Task instructions:
1) Please copy the passage of the Roger Morin article starting at "In 1968, Morin" and ending at "Divinity in 1970.", word for word.
2) Continue the Roger Morin article from its final sentence onward.

Text shown:
■ ■ ■ ■

- Archdiocese: Mobile
- Diocese: Biloxi
- Appointed: March 2, 2009
- Installed: April 27, 2009
- Term ended: December 16, 2016
- Predecessor: Thomas John Rodi
- Successor: Louis Frederick Kihneman
- Previous post: Auxiliary Bishop of New Orleans (2003 to 2009)

Orders
- Ordination: April 15, 1971 by Philip Matthew Hannan
- Consecration: April 22, 2003 by Alfred Clifton Hughes, Philip Hannan, and Francis B. Schulte

Personal details
- Born: March 7, 1941 Lowell, Massachusetts, US
- Died: October 31, 2019 (aged 78) Between Boston, Massachusetts and Atlanta, Georgia, US
- Education: St. John's Seminary Notre Dame Seminary Tulane University
- Motto: Walk humbly and justly

= Roger Morin =

American Roman Catholic prelate (1941–2019)

Roger Paul Morin (March 7, 1941 – October 31, 2019) was an American prelate of the Roman Catholic Church. He served as the third bishop of Biloxi in Mississippi from 2009 to 2016. He previously served as an auxiliary bishop of the Archdiocese of New Orleans from 2003 to 2009.

==Early life and education==
Roger Morin was born on March 7, 1941, in Lowell, Massachusetts, to Germain and Lillian Morin; he had two brothers, James and Paul, and three sisters, Lillian, Elaine, and Susan. He was a native of Dracut and was a communicant of Ste-Thérèse Parish. He attended St. John's Seminary in Boston, obtaining a Bachelor of Arts degree in philosophy in 1966. He then pursued his graduate studies in theology there for two years.

In 1968, Morin was named director of The Center in New Orleans, Louisiana, a social service organization run by the Archdiocese of New Orleans. He had previously worked in the archdiocese's summer Witness program. He entered Notre Dame Seminary in New Orleans that same year, earning a Master's in Divinity in 1970.

■ ■ ■ ■

Dataset content:
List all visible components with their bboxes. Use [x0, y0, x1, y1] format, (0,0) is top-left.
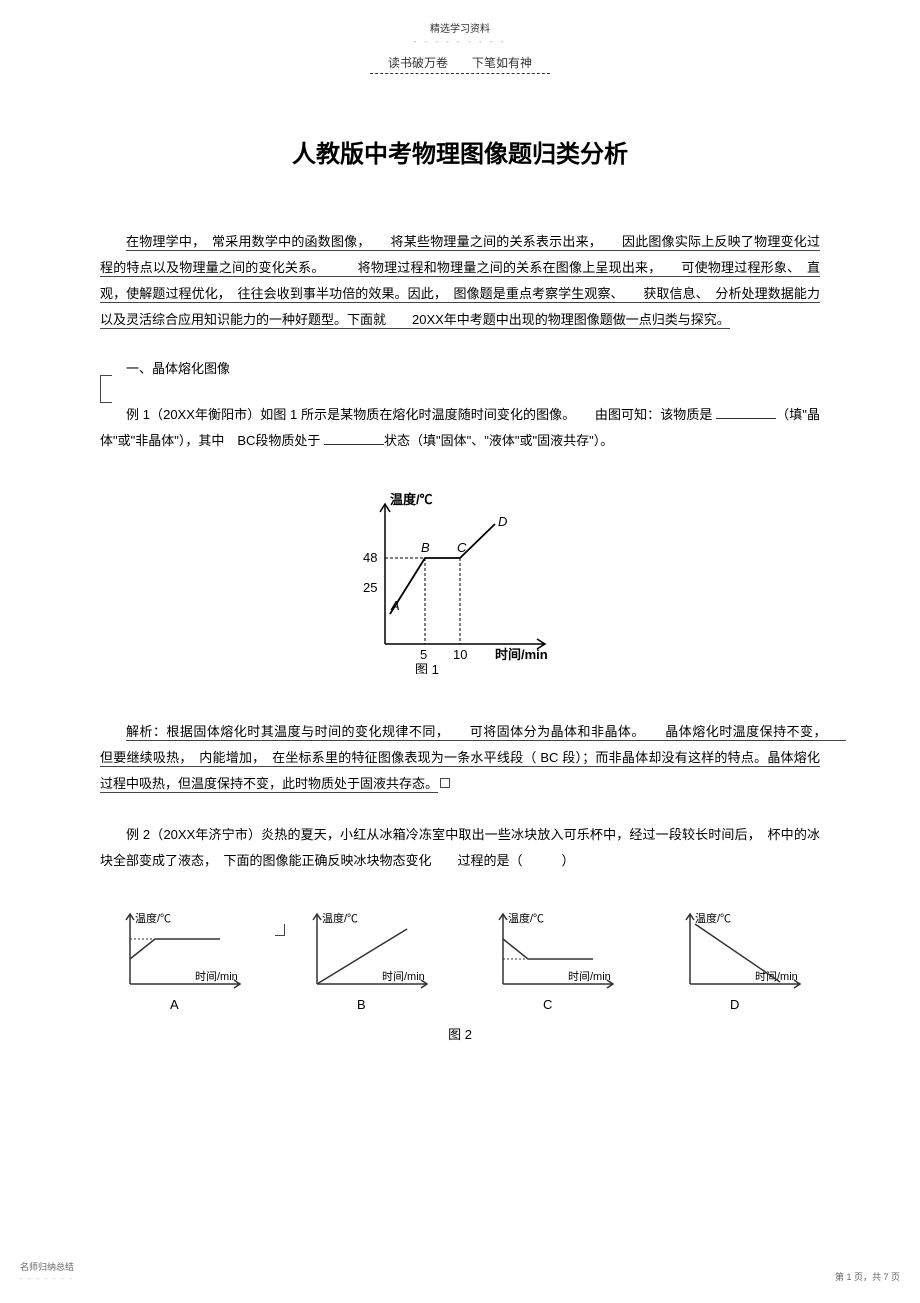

■ ■ ■ ■

Final results:
1)
In 1968, Morin was named director of The Center in New Orleans, Louisiana, a social service organization run by the Archdiocese of New Orleans. He had previously worked in the archdiocese's summer Witness program. He entered Notre Dame Seminary in New Orleans that same year, earning a Master's in Divinity in 1970.

2)
==Priesthood==
Morin was ordained to the priesthood for the Archdiocese of New Orleans at Ste-Thérèse Church on April 15, 1971 by Archbishop Philip Matthew Hannan. After his ordination, the archdiocese assigned Morin as an associate pastor at St. Henry's Parish in New Orleans. He received a Master of Science degree in urban affairs from Tulane University in New Orleans in 1974, and was appointed director of the archdiocesan Social Apostolate in 1975.

From 1978 to 1981, at the request of New Orleans Mayor Ernest Morial, Morin served as a volunteer special assistant in his office, dealing with federal programs and projects. In 1981, Morin was named archdiocesan vicar for community affairs and parochial vicar of Incarnate Word Parish in New Orleans. He was appointed pastor of that parish in 1988. The Vatican raised Morin to the rank of monsignor in 1985. He organized Pope John Paul II's papal visit to New Orleans in 1987. Archbishop Francis B. Schulte appointed Morin as his vicar general and moderator of the curia in 2001.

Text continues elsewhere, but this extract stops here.